• [EXTRACT]
## START
"A woman's heart is a deep ocean of secrets." -a quote by Old Rose in the movie Titanic.
I'm a difficult person to embarrass. My trademark is being transparent and real and unafraid to acknowledge the truth about how I feel. I've pretty much always thought anything worth knowing is worth announcing to whomever would listen to me. Which works fine since my entire adult life has been spent in ministry where ever'body is in my bidness. Just the way I like it. So secrets aren't something I've thought a lot about. Until now.
I was raised to be "clean-livin'." And clean livin' just don't go well with secrets, honey. The word secret brings to mind sordid, embarrassing, or passionate moments that happen in the dark. Until now.
They say that major crises have a way of forcing us to reevaluate everything in our lives. Such is true for me. A major piece of my life's bedrock has been removed and so everything else's place is changing and rearranging. My priorities, my values, my reality... everything is shifting. And so, as my new life's picture is coming into focus, I'm getting to take a second look at lots of things I thought I had already formed an opinion about. Secrets happen to be included on the list of those things. How true that a woman's heart is a deep ocean of secrets. Even mine, miss blab-it-all-out-to-the-world. Even my heart holds layer after deep layer of soft, whispering secrets. Secrets even I hadn't known. Until now.
I once thought secrets synonymous with skeletons in the closet. And in a way, they are. Only a small way, though. The real stuff of secrets are the deep, precious, holy, sacred moments of life. Moments too valuable to be described in words. Truths too priceless to be cheapened by language. Experiences I love too much to share with someone who might not appreciate or grasp their profundity.
## END
• [SOURCE EXCERPT]
## START
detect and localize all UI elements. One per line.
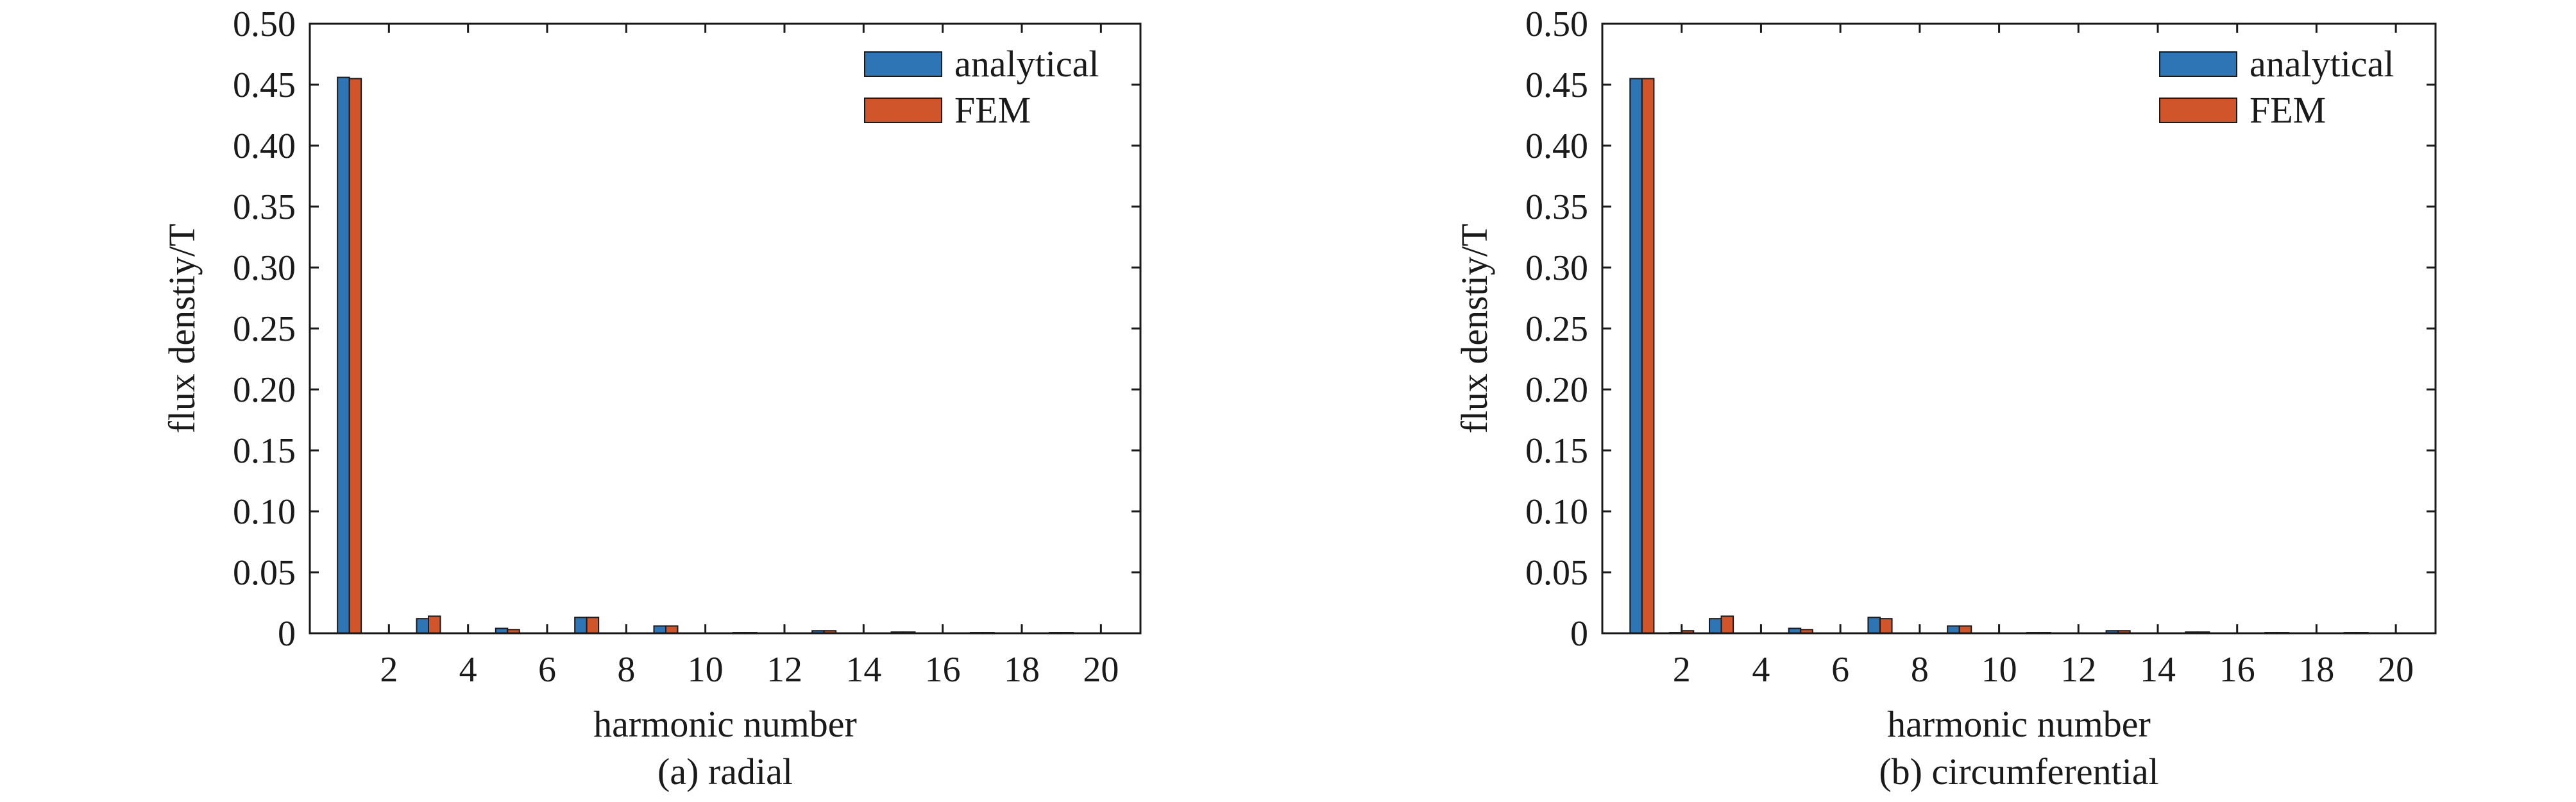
## END
• [WHAT THE EXERCISE ASKS] In the essay on secrets above, shorten the paragraph that begins "They say that major crises" to no more than three sentences, keeping its main points.

• [ANSWER TO THE TASK] Major crises are said to force a reevaluation of everything, and that has proved true for me. With a key part of my life's bedrock removed, my priorities, values and reality are all shifting, and I'm taking a second look at opinions I thought were settled, including my view of secrets. Even I, the one who blabs everything to the world, find that my heart holds layer after layer of soft, whispering secrets I hadn't known until now.